(Dataset entries)
— START —

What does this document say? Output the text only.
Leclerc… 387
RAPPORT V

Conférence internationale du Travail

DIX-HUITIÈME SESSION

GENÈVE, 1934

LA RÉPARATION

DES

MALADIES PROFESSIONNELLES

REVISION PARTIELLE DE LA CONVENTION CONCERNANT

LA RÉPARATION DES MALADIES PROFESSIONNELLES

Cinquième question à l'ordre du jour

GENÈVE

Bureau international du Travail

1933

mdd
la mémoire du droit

— END —

Give back only a number, the number of lines where the string "MALADIES" occurs.

2